Data shown
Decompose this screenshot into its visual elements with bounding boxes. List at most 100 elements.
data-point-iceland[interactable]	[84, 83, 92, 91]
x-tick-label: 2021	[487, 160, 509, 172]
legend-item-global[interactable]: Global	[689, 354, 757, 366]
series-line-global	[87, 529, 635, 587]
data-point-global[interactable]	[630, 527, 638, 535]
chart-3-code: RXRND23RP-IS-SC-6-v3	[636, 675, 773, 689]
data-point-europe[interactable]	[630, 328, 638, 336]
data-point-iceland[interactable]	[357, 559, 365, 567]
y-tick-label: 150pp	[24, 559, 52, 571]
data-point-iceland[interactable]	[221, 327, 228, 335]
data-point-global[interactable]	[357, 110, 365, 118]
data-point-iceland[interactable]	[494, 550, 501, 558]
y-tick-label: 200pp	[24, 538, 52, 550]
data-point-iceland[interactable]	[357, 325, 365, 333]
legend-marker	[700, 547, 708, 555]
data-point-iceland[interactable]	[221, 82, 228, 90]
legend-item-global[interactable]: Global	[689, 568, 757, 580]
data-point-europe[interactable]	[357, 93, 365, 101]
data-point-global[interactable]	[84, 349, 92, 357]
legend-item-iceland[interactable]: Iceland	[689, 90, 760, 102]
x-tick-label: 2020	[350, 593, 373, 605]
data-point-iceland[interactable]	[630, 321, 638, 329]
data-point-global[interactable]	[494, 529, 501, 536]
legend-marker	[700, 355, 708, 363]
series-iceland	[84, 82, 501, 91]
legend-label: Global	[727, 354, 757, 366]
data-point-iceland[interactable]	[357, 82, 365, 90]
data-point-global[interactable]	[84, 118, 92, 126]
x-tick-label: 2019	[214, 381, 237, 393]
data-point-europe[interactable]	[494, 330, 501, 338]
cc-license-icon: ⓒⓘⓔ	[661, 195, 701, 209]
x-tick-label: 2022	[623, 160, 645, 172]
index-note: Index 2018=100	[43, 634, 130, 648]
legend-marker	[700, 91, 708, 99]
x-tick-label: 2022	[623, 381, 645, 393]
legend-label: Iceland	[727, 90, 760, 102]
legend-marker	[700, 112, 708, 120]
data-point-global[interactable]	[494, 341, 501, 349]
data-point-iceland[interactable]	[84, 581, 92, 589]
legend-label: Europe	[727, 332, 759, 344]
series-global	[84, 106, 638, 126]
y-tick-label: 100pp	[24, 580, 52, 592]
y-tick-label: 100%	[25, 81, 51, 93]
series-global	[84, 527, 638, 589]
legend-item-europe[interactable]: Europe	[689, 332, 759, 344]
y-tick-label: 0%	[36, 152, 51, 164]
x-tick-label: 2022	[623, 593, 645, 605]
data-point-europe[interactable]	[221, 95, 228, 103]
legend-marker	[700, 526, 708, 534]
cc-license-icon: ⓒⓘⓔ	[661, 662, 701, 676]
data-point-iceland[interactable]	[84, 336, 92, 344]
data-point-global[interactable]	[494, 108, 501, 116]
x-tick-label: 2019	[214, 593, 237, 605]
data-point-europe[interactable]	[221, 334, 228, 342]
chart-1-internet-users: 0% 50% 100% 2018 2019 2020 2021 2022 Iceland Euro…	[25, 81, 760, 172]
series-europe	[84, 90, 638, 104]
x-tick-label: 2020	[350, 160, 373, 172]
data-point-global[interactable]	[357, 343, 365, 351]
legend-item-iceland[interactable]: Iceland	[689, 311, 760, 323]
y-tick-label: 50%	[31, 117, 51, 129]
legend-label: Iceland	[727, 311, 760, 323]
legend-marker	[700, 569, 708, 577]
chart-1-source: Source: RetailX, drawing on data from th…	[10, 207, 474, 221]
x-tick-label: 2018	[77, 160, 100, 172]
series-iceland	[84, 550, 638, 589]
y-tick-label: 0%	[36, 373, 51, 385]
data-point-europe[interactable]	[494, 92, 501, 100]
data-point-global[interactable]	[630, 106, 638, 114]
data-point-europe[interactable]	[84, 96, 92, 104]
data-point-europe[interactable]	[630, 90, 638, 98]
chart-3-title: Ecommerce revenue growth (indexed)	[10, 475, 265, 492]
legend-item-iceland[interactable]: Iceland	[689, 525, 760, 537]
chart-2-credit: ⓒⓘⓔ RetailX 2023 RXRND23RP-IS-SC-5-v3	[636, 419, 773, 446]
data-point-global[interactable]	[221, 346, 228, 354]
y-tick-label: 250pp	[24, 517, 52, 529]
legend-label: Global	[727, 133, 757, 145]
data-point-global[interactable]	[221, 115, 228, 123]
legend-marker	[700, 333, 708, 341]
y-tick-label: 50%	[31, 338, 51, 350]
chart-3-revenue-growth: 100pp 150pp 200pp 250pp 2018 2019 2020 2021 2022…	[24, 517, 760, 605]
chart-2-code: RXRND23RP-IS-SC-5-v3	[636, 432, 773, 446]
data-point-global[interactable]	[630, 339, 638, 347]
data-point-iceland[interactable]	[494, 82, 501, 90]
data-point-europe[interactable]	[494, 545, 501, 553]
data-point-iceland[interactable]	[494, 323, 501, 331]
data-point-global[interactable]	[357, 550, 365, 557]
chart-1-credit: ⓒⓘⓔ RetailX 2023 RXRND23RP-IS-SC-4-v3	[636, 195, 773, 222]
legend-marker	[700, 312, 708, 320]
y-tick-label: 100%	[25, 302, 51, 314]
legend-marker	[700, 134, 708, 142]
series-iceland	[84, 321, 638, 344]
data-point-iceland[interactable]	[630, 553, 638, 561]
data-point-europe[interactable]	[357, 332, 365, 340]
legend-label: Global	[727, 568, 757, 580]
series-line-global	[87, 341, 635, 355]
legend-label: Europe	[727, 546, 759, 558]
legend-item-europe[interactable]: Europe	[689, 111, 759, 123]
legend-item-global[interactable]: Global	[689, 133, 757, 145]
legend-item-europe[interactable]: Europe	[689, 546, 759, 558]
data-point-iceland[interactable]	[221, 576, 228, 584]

What to work on
Report how many lines in the items above contain the string "RetailX", treating uppercase and lowercase letters as different. Give only the number.

Solution to the exercise
3